* Input data:
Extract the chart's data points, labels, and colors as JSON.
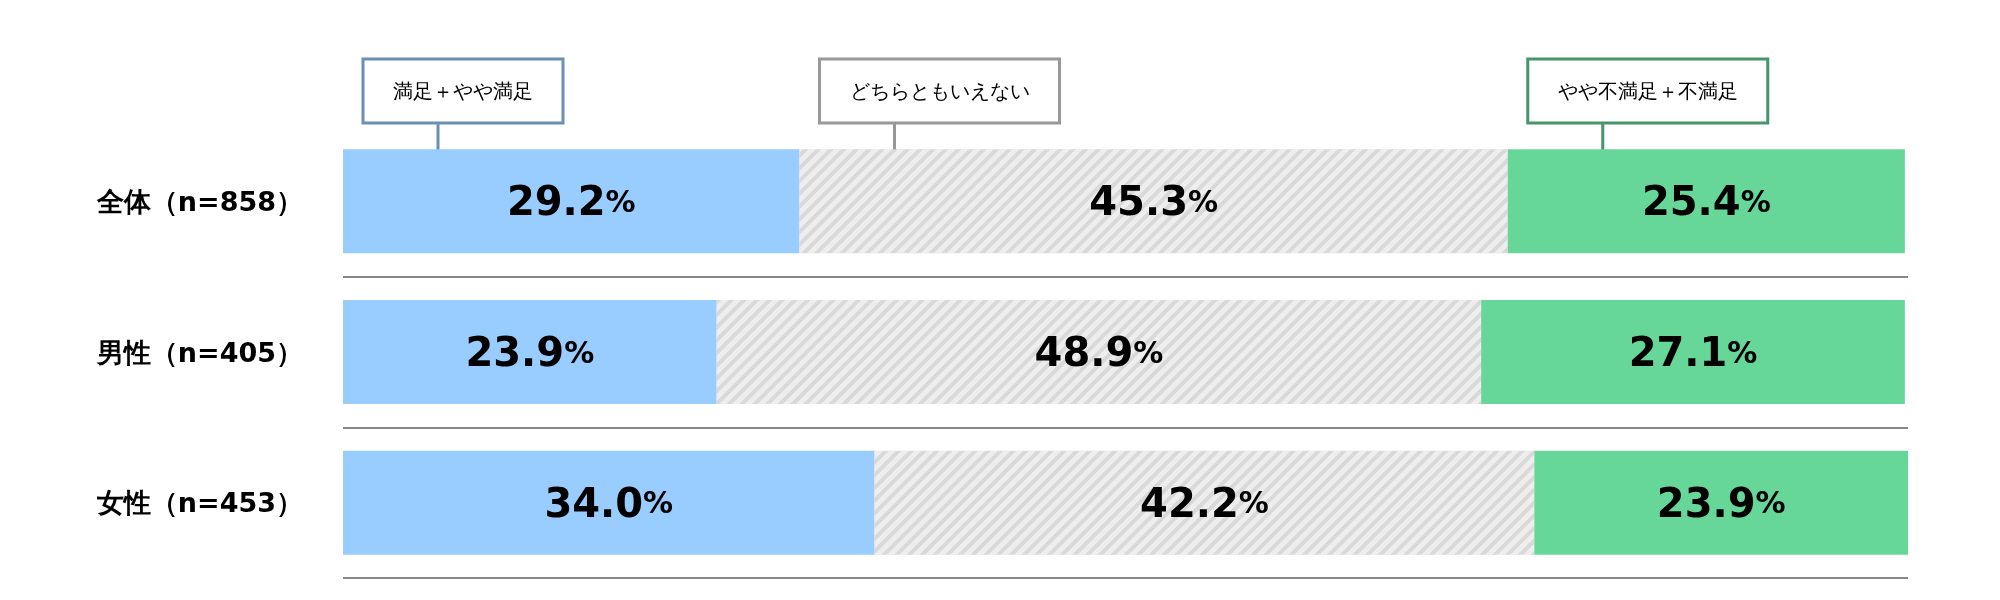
{
  "chart_data": {
    "type": "bar",
    "orientation": "horizontal",
    "stacked": true,
    "categories": [
      "全体（n=858）",
      "男性（n=405）",
      "女性（n=453）"
    ],
    "series": [
      {
        "name": "満足＋やや満足",
        "color": "#99ccff",
        "values": [
          29.2,
          23.9,
          34.0
        ],
        "value_labels": [
          "29.2%",
          "23.9%",
          "34.0%"
        ]
      },
      {
        "name": "どちらともいえない",
        "color": "#d9d9d9",
        "values": [
          45.3,
          48.9,
          42.2
        ],
        "value_labels": [
          "45.3%",
          "48.9%",
          "42.2%"
        ]
      },
      {
        "name": "やや不満足＋不満足",
        "color": "#66d699",
        "values": [
          25.4,
          27.1,
          23.9
        ],
        "value_labels": [
          "25.4%",
          "27.1%",
          "23.9%"
        ]
      }
    ],
    "legend": "top",
    "grid": "y"
  }
}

* What you have to do: Retype all of the entries exactly as written, leaving out any images.

* Exercise result:
Extract the chart's data points, labels, and colors as JSON.
{
  "chart_data": {
    "type": "bar",
    "orientation": "horizontal",
    "stacked": true,
    "categories": [
      "全体（n=858）",
      "男性（n=405）",
      "女性（n=453）"
    ],
    "series": [
      {
        "name": "満足＋やや満足",
        "color": "#99ccff",
        "values": [
          29.2,
          23.9,
          34.0
        ],
        "value_labels": [
          "29.2%",
          "23.9%",
          "34.0%"
        ]
      },
      {
        "name": "どちらともいえない",
        "color": "#d9d9d9",
        "values": [
          45.3,
          48.9,
          42.2
        ],
        "value_labels": [
          "45.3%",
          "48.9%",
          "42.2%"
        ]
      },
      {
        "name": "やや不満足＋不満足",
        "color": "#66d699",
        "values": [
          25.4,
          27.1,
          23.9
        ],
        "value_labels": [
          "25.4%",
          "27.1%",
          "23.9%"
        ]
      }
    ],
    "legend": "top",
    "grid": "y"
  }
}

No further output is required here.